## Task details
Which lines hold the word "name"? Copy each of them.
#####
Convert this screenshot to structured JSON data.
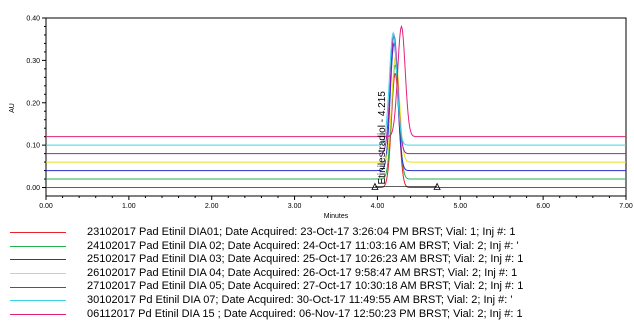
{
  "chart_data": {
    "type": "line",
    "xlabel": "Minutes",
    "ylabel": "AU",
    "xlim": [
      0,
      7
    ],
    "ylim": [
      -0.02,
      0.4
    ],
    "x_ticks": [
      "0.00",
      "1.00",
      "2.00",
      "3.00",
      "4.00",
      "5.00",
      "6.00",
      "7.00"
    ],
    "y_ticks": [
      "0.00",
      "0.10",
      "0.20",
      "0.30",
      "0.40"
    ],
    "peak_annotation": {
      "label": "Etinilestradiol - 4.215",
      "x": 4.215
    },
    "integration_marks": [
      3.97,
      4.72
    ],
    "series": [
      {
        "name": "23102017 Pad Etinil DIA01;   Date Acquired: 23-Oct-17 3:26:04 PM BRST;   Vial: 1;   Inj #: 1",
        "color": "#e8202a",
        "baseline": 0.0,
        "peak_x": 4.215,
        "peak_height": 0.27
      },
      {
        "name": "24102017 Pad Etinil DIA 02;   Date Acquired: 24-Oct-17 11:03:16 AM BRST;   Vial: 2;   Inj #: '",
        "color": "#22b24c",
        "baseline": 0.02,
        "peak_x": 4.215,
        "peak_height": 0.27
      },
      {
        "name": "25102017 Pad Etinil DIA 03;   Date Acquired: 25-Oct-17 10:26:23 AM BRST;   Vial: 2;   Inj #: 1",
        "color": "#2a2fd0",
        "baseline": 0.04,
        "peak_x": 4.2,
        "peak_height": 0.3
      },
      {
        "name": "26102017 Pad Etinil DIA 04;   Date Acquired: 26-Oct-17 9:58:47 AM BRST;   Vial: 2;   Inj #: 1",
        "color": "#e8e01a",
        "baseline": 0.06,
        "peak_x": 4.22,
        "peak_height": 0.25
      },
      {
        "name": "27102017 Pad Etinil DIA 05;   Date Acquired: 27-Oct-17 10:30:18 AM BRST;   Vial: 2;   Inj #: 1",
        "color": "#a020b0",
        "baseline": 0.08,
        "peak_x": 4.2,
        "peak_height": 0.28
      },
      {
        "name": "30102017 Pd Etinil DIA 07;   Date Acquired: 30-Oct-17 11:49:55 AM BRST;   Vial: 2;   Inj #: '",
        "color": "#3ad4e8",
        "baseline": 0.1,
        "peak_x": 4.19,
        "peak_height": 0.265
      },
      {
        "name": "06112017 Pd Etinil DIA 15 ;   Date Acquired: 06-Nov-17 12:50:23 PM BRST;   Vial: 2;   Inj #: 1",
        "color": "#e2227a",
        "baseline": 0.12,
        "peak_x": 4.29,
        "peak_height": 0.26
      }
    ]
  }
}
#####
## Written solution
        "name": "23102017 Pad Etinil DIA01;   Date Acquired: 23-Oct-17 3:26:04 PM BRST;   Vial: 1;   Inj #: 1",
        "name": "24102017 Pad Etinil DIA 02;   Date Acquired: 24-Oct-17 11:03:16 AM BRST;   Vial: 2;   Inj #: '",
        "name": "25102017 Pad Etinil DIA 03;   Date Acquired: 25-Oct-17 10:26:23 AM BRST;   Vial: 2;   Inj #: 1",
        "name": "26102017 Pad Etinil DIA 04;   Date Acquired: 26-Oct-17 9:58:47 AM BRST;   Vial: 2;   Inj #: 1",
        "name": "27102017 Pad Etinil DIA 05;   Date Acquired: 27-Oct-17 10:30:18 AM BRST;   Vial: 2;   Inj #: 1",
        "name": "30102017 Pd Etinil DIA 07;   Date Acquired: 30-Oct-17 11:49:55 AM BRST;   Vial: 2;   Inj #: '",
        "name": "06112017 Pd Etinil DIA 15 ;   Date Acquired: 06-Nov-17 12:50:23 PM BRST;   Vial: 2;   Inj #: 1",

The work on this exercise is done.